# Extracto de página:
La ironía soterrada y continuada es el arma perfecta con que Wharton, socarronamente, desarrolla la historia. La inocencia del título parece hacer mención a la época, que Wharton presenta inicialmente de modo algo aparentemente paternal como un mundo ideal ya olvidado de costumbres sanas, respeto a las costumbres y gustos exquisitos. Como es de esperar, todo esto es negado por los acontecimientos que narra. Inocencia es lo que Newland cree la principal cualidad de May, con su aparente simpleza expositiva de hechos y sentimientos cariñosos hacia su prima o su falta de lecturas y cultura, pero el manejo del tiempo que hace May en la sombra y su continua alerta sobre los movimientos de Newland lo desmienten completamente. En realidad, su personaje acaba mostrándose como pasivo agresivo (castrador diríamos en otros tiempos) y en parte como luchador por sus intereses. En realidad, la inocencia aplica sobre todo a Newland y Ellen, incapaces casi por terror propio de consumar su pasión y de comprender cómo las fuerzas familiares se despliegan a su alrededor para impedir su relación. El momento en que Newland es consciente de que todos creen que sí han consumado, y de que sobre él se ciernen culpas y envidias infundadas, es sobrecogedor. No sólo para él como personaje, sino literariamente, pues actúa casi como negación de todo el relato anterior: nuestro héroe se ha desvanecido, no ha completado deseos ni un final feliz, e, incluso, el lector desearía saber cómo ha sucedido todo aquello que la autora le ha escamoteado con su uso coherente y despiadado del punto de vista, ya que nuestro querido protagonista no se ha enterado de nada.

# Ejercicio:
Prosigue el comentario sobre la novela de Wharton a partir de su última oración.

# Contenido del conjunto:
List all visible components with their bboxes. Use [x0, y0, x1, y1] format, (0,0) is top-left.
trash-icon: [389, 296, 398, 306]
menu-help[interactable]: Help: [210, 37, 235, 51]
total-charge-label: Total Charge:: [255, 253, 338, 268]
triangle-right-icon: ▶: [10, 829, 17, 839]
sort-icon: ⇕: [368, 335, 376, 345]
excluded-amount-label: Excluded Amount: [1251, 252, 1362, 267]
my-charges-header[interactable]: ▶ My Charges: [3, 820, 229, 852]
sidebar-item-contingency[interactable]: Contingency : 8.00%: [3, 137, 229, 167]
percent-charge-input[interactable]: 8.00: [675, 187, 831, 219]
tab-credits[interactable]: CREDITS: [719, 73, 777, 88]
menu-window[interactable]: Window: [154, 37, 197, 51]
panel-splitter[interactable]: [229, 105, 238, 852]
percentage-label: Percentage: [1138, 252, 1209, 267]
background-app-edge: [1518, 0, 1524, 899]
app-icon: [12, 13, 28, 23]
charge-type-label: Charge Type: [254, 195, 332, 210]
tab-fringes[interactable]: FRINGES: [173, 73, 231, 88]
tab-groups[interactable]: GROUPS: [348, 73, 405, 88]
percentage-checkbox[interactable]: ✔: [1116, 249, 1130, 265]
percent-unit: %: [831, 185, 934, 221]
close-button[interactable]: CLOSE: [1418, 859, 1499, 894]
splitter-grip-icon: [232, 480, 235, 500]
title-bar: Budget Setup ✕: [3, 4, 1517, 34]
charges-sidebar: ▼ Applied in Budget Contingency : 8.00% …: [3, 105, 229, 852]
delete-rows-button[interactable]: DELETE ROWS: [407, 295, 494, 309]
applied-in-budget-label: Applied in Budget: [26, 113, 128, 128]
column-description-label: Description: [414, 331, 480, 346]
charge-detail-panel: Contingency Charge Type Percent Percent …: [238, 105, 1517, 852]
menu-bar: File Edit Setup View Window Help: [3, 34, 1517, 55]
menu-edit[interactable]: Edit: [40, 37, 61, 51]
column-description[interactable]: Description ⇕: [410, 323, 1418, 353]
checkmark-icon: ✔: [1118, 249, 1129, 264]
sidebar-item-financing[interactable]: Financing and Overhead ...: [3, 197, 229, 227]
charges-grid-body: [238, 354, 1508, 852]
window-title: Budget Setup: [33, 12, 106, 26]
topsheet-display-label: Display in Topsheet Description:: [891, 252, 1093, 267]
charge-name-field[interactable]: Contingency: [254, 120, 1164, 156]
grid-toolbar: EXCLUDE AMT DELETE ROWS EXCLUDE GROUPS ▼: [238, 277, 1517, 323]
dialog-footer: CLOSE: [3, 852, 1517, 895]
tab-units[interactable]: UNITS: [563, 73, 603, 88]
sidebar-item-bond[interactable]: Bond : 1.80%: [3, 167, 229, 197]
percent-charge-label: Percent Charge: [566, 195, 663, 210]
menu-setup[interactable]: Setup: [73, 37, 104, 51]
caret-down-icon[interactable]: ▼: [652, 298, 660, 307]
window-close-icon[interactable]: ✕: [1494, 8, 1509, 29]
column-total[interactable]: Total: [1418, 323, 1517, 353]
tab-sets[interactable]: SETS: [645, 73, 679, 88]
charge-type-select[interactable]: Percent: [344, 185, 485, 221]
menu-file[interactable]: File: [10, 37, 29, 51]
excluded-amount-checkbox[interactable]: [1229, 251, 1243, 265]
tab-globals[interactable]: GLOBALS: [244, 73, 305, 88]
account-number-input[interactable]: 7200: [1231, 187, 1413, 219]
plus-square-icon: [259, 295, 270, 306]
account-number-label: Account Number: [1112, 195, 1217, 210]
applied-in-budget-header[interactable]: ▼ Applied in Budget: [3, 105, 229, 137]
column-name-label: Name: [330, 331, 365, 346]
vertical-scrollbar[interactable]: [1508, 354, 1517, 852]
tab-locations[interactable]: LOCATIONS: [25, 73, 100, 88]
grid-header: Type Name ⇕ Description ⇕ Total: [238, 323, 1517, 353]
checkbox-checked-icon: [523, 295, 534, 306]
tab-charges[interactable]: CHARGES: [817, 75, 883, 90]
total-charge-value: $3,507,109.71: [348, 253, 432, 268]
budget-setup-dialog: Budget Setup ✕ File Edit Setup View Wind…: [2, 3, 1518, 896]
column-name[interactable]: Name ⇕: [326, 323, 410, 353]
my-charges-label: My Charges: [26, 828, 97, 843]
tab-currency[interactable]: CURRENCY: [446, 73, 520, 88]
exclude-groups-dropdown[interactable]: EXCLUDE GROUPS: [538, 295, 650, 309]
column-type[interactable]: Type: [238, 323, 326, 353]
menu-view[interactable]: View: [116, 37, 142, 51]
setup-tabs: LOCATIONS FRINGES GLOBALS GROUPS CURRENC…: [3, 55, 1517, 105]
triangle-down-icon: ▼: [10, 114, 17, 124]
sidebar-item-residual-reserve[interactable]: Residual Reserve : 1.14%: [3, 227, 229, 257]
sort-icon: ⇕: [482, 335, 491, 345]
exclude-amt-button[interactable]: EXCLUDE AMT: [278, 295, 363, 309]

# Respuesta:
La edad de la inocencia ganó el premio Pulitzer en 1920, el primero ganado por una mujer (si pensamos que ahora mismo sólo 16 mujeres de 118 personas han ganado el Nobel de literatura, podemos hacernos una idea del impacto que supuso la novela de Wharton para poder recibir ese premio). Para mí es inevitable pensar en su continuidad con Henry James (el de Washington Square, por ejemplo), tanto por la descripción social como por la profundidad psicológica, y en su lejanía con sus coetáneos Proust o Joyce, que andaban justo publicando las obras maestras del modernismo y el flujo de conciencia. Aunque el héroe de Wharton es masculino, es muy evidente que la víctima sufriente principal de la novela es el magnífico personaje de Ellen Olenska, moderna y desplazada, heredera de las heroínas de Jane Austen, capaz de revolucionar una sociedad sólo con cruzar un salón sin compañía masculina, y a la que sociedad y familia ahogan en un océano de rancia (in)moralidad. Ellen y Newland, éste en menor medida, son personajes trágicos a los que Wharton cuida con ternura y cuyas pasiones y obligaciones humanas le suponen aprecio. Es el conjunto social al que dedica su estilo irónico de voltaje elevado, sutileza en la réplica, y validez universal en el tiempo.